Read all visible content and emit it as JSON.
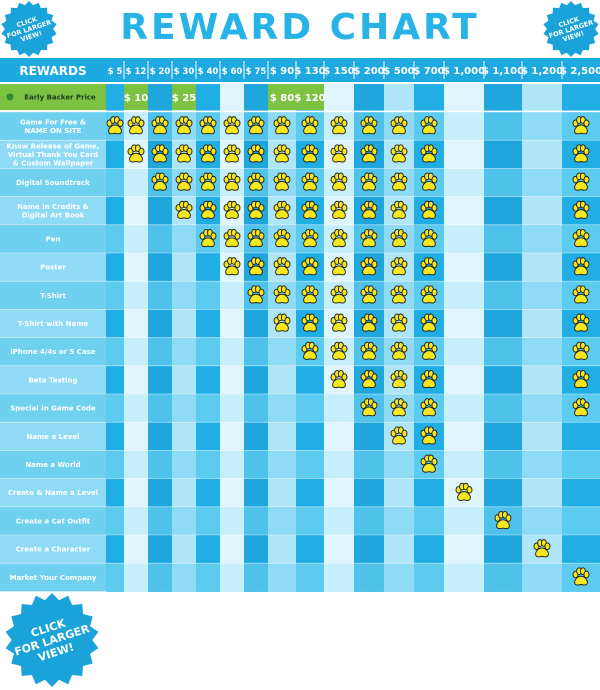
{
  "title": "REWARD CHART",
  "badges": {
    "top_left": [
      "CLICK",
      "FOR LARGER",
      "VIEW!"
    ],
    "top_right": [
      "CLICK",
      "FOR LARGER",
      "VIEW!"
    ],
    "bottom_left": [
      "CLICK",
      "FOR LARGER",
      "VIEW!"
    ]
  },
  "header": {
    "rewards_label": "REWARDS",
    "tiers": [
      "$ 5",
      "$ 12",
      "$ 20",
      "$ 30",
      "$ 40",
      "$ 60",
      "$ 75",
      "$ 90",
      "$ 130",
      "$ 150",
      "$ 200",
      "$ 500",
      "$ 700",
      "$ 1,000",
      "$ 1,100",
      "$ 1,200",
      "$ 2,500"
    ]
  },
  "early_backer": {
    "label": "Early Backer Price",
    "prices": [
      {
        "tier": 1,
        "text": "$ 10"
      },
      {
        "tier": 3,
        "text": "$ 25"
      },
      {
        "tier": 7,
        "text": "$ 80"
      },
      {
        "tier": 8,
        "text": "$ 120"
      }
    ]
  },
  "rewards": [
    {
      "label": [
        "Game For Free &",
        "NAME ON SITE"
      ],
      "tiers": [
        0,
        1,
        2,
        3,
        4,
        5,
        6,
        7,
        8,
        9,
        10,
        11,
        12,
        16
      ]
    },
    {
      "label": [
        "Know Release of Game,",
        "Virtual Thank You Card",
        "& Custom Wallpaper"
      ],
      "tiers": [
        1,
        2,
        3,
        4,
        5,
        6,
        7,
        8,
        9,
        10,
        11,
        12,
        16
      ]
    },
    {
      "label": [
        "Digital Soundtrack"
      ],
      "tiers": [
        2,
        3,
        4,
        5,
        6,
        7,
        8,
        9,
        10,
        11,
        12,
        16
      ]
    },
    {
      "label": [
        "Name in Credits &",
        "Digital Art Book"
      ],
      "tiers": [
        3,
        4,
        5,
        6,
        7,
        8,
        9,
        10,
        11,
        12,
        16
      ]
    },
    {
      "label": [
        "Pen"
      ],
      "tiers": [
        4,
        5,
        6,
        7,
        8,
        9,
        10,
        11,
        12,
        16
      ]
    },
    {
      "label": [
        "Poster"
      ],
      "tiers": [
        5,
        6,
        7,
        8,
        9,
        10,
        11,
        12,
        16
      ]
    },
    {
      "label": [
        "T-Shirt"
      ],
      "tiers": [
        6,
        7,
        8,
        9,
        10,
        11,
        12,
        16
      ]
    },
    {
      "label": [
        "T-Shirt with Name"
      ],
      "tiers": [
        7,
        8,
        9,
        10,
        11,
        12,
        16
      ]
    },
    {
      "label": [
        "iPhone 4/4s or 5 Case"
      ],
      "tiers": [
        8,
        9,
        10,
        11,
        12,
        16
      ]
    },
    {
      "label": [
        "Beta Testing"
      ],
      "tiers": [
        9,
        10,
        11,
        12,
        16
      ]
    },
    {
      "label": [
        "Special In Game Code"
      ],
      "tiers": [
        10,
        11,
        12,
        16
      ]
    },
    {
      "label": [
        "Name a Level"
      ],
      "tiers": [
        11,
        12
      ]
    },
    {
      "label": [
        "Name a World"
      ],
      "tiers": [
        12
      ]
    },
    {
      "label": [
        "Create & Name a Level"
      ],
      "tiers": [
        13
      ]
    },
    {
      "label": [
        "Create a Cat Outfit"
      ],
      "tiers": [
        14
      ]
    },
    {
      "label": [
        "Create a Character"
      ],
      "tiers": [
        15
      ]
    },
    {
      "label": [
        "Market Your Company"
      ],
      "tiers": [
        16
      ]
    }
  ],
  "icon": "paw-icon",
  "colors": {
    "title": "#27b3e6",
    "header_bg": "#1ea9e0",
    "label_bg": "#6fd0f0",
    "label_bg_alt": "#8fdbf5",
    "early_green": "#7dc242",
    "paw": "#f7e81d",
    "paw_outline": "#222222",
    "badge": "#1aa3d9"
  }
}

-=-=-

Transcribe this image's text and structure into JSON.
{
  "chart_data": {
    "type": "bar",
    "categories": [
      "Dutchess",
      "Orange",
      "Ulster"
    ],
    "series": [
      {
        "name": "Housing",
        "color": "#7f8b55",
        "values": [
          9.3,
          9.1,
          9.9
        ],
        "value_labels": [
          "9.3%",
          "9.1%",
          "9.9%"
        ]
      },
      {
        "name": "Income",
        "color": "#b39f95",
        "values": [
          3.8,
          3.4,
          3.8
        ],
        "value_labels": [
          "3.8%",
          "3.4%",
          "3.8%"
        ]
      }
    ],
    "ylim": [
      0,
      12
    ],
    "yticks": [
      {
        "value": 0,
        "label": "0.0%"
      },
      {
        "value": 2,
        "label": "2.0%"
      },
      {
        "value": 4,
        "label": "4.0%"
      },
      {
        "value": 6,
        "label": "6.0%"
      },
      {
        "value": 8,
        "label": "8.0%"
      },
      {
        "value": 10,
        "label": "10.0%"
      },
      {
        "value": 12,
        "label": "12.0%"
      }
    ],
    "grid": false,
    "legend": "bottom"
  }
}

-=-=-

● **Goal**
Which lines contain the word "text"? Return each of them.

● **Answer to the exercise**
        "text": "$ 10"
        "text": "$ 25"
        "text": "$ 80"
        "text": "$ 120"
Transcribe this image's text and structure into JSON.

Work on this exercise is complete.